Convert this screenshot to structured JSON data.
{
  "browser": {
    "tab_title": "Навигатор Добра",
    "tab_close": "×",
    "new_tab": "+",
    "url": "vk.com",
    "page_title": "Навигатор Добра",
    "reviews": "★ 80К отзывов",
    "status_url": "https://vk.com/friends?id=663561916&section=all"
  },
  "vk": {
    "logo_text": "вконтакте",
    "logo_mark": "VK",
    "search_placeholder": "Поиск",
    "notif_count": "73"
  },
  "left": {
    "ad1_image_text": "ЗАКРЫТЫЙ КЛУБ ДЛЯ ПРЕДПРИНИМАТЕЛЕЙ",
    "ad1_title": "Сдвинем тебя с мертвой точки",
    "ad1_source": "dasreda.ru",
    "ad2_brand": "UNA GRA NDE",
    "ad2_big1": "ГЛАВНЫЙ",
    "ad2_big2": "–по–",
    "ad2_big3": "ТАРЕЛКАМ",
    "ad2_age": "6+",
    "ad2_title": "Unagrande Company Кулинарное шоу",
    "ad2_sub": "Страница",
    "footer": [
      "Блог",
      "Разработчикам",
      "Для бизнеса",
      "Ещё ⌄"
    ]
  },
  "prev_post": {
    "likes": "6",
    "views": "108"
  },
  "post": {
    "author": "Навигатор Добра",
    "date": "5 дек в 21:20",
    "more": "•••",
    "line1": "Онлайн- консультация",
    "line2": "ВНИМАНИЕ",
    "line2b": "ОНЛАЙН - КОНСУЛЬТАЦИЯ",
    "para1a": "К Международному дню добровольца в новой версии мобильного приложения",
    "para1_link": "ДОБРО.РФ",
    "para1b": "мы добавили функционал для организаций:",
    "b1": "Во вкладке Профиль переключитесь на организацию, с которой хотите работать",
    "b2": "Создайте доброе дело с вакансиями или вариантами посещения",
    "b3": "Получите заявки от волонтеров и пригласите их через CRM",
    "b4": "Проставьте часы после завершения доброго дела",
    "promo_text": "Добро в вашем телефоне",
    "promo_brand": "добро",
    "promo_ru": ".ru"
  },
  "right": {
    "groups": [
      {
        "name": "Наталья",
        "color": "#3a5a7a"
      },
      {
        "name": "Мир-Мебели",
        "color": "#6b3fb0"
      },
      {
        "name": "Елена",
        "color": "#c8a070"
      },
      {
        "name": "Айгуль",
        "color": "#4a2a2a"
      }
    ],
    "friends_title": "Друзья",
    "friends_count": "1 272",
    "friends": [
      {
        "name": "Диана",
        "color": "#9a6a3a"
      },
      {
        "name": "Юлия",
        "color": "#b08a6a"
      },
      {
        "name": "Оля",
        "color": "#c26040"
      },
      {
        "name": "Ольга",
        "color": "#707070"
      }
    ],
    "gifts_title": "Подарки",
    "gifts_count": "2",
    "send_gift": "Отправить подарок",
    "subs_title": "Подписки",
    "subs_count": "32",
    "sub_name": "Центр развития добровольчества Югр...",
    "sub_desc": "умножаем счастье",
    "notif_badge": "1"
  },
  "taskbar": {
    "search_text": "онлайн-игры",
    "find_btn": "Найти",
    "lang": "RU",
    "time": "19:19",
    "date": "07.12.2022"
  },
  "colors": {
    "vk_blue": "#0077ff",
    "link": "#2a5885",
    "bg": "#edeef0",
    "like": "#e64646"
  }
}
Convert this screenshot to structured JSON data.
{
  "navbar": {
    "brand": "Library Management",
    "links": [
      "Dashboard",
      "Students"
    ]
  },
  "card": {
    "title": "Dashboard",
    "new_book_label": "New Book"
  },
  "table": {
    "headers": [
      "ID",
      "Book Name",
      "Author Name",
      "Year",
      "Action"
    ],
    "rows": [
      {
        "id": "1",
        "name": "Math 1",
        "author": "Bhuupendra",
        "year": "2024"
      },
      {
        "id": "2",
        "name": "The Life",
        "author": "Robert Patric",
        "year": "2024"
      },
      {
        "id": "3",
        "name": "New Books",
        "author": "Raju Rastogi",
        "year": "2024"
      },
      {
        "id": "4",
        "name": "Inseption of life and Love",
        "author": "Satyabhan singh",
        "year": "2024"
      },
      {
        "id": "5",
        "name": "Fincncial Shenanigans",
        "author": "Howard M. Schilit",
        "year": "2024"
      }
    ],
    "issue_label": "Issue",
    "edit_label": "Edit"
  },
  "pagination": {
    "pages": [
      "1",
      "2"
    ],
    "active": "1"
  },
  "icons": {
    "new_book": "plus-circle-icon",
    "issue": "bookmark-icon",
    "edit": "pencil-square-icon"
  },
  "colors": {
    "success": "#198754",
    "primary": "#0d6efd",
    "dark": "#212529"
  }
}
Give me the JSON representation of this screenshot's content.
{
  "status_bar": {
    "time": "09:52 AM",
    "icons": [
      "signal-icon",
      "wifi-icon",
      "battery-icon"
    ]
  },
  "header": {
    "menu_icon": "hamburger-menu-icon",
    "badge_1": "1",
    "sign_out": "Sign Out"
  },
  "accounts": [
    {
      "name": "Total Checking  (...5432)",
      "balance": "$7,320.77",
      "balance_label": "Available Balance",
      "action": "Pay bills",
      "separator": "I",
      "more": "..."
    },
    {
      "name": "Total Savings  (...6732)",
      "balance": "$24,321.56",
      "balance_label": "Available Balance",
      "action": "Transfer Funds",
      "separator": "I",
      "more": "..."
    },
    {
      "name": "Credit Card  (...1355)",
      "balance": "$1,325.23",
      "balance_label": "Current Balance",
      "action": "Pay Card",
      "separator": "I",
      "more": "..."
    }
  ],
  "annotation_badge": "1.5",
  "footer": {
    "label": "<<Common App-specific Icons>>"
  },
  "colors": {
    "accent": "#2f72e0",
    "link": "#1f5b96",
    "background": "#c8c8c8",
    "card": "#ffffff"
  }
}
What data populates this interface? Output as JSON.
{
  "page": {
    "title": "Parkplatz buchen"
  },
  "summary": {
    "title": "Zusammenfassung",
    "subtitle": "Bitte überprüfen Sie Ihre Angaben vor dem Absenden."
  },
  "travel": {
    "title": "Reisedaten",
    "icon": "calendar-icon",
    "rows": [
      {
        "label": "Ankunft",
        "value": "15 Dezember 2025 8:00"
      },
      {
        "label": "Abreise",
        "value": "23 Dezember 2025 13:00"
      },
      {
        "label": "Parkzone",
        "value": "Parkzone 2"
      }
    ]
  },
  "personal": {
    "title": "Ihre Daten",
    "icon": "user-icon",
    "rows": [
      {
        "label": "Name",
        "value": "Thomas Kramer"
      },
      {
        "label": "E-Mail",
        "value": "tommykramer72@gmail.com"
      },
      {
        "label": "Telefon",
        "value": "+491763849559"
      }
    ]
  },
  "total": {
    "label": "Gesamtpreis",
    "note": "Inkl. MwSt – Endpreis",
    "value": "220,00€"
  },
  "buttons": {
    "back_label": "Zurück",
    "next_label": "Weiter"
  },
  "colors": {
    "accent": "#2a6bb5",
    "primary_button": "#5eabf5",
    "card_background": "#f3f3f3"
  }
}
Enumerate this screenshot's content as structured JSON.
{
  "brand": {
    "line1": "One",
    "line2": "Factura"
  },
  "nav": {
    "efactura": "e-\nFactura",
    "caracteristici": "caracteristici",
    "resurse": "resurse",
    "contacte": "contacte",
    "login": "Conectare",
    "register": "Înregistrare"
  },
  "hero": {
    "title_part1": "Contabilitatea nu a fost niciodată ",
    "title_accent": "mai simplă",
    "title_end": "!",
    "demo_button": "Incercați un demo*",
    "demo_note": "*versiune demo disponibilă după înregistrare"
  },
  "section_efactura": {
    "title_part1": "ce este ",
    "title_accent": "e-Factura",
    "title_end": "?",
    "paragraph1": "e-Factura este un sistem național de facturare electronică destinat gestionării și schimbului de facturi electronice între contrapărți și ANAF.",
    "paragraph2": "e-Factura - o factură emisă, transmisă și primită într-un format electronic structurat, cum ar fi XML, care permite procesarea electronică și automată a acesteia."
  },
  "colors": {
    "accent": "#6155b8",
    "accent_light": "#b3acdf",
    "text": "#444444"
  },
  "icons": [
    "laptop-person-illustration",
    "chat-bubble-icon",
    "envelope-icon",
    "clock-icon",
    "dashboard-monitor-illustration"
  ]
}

● ● ● ●

» Task directions: Copy every line of the listing containing the string "content".

» Task answer:
Give me the JSON representation of this screenshot's content.
Enumerate this screenshot's content as structured JSON.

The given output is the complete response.